Do this:
Every line below that holds the string "случае" should be copied out.

Stored items:
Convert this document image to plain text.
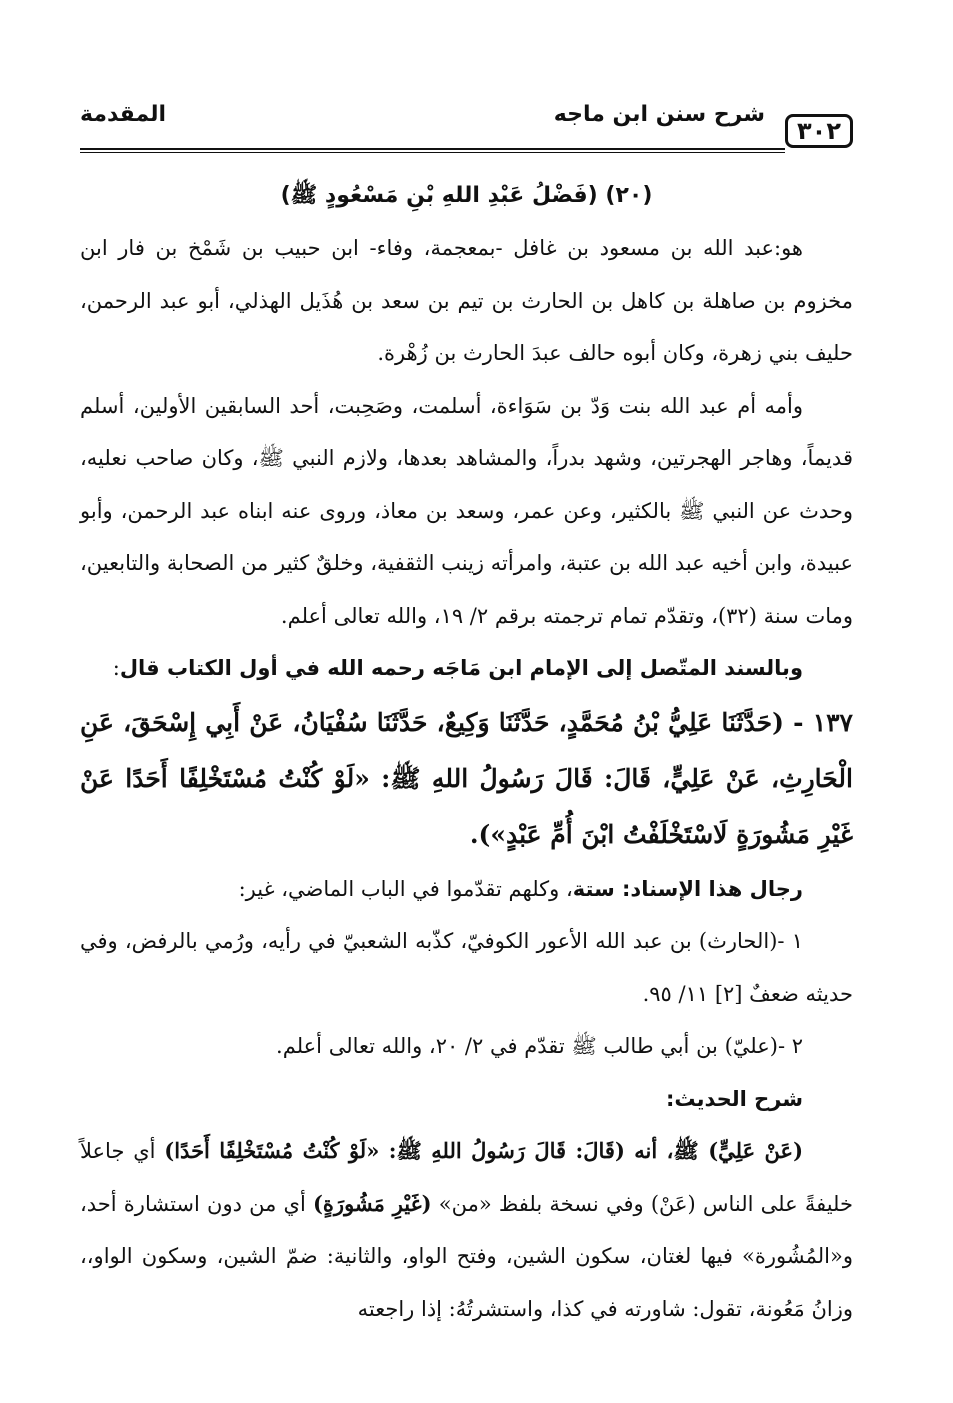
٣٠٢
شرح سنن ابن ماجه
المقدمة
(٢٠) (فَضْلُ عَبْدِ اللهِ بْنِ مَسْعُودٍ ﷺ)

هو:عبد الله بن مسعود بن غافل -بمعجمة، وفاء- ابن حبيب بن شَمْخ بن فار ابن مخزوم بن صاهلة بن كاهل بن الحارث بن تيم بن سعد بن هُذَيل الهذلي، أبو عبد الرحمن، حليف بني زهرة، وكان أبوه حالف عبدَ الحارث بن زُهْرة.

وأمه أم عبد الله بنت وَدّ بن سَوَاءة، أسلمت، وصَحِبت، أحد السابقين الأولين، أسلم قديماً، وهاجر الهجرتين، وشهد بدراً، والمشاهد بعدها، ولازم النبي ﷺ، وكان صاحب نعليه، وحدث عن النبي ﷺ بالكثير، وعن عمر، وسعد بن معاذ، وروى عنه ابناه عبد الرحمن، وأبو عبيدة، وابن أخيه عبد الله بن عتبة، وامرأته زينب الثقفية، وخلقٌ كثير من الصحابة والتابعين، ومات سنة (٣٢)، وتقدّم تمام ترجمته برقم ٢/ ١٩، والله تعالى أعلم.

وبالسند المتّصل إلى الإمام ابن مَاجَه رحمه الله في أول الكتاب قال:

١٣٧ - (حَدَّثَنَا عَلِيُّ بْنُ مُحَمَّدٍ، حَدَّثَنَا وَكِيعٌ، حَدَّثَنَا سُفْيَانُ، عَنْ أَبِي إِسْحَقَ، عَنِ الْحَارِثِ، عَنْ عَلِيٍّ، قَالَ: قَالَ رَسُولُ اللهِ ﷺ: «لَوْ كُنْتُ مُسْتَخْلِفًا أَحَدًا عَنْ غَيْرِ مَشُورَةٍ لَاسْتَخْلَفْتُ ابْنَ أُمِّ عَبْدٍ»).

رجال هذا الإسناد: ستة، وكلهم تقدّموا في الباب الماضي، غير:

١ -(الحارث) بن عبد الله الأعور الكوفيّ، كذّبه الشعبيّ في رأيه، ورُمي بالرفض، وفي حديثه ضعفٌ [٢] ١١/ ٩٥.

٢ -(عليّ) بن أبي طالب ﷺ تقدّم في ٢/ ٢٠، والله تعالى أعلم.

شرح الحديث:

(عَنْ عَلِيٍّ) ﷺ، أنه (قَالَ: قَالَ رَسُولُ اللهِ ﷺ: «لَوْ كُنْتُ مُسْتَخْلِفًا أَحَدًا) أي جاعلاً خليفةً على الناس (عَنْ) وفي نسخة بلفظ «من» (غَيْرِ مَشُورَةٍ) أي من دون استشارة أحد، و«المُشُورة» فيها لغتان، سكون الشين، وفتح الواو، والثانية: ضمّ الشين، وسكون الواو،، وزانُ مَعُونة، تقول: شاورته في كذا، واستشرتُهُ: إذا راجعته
==
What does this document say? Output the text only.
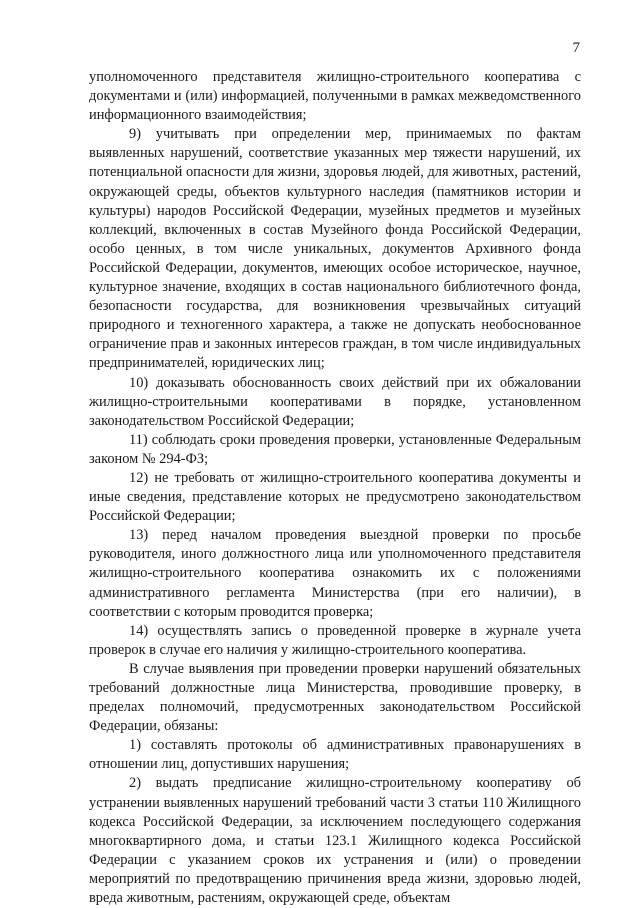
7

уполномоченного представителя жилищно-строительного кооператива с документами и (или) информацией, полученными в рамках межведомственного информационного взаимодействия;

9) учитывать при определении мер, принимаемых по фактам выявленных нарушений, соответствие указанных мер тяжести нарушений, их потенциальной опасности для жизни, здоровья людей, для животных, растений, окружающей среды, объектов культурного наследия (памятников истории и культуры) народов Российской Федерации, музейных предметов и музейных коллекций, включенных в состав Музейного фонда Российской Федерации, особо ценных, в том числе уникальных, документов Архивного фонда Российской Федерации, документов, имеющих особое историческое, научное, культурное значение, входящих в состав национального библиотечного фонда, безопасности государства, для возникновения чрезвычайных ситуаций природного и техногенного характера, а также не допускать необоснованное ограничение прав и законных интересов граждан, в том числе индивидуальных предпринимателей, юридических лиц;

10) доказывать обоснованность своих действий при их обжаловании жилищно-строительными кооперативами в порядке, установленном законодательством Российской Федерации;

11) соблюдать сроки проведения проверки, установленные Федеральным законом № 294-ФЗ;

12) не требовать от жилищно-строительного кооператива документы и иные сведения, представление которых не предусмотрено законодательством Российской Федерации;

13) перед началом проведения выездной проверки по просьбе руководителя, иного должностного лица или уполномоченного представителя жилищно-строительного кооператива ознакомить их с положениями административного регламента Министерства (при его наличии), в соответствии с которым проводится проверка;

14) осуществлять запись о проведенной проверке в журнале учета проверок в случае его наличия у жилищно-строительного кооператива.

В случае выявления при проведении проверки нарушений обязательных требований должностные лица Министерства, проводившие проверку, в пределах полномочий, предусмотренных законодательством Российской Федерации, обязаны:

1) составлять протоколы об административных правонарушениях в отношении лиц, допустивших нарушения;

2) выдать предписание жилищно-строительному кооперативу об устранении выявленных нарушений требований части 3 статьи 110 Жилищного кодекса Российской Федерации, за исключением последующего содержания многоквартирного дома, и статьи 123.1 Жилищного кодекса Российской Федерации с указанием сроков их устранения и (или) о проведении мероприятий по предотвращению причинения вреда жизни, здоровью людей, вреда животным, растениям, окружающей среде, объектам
---
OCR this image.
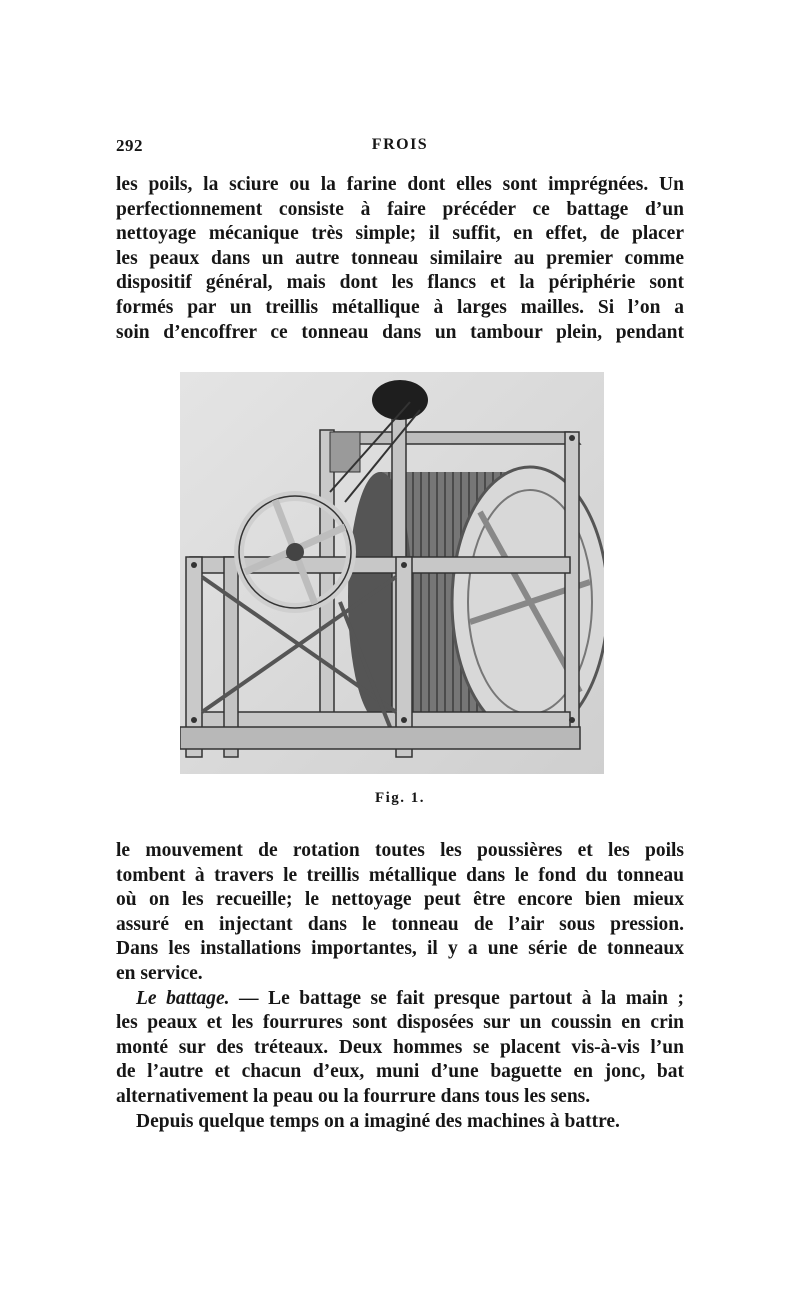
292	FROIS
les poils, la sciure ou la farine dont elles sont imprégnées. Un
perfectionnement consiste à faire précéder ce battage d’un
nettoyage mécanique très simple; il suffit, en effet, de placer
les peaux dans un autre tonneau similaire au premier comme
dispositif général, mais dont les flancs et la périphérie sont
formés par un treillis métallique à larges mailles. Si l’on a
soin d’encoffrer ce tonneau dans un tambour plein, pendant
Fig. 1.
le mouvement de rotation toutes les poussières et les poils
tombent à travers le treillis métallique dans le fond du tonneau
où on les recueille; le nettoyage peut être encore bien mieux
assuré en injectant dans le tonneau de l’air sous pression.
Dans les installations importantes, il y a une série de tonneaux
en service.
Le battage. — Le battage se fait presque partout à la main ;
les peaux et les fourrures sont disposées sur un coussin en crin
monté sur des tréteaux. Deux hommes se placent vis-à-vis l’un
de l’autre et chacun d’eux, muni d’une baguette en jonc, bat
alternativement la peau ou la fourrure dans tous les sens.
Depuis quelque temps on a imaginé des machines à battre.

Solution to the exercise:
14) осуществлять запись о проведенной проверке в журнале учета проверок в случае его наличия у жилищно-строительного кооператива.
В случае выявления при проведении проверки нарушений обязательных требований должностные лица Министерства, проводившие проверку, в пределах полномочий, предусмотренных законодательством Российской Федерации, обязаны:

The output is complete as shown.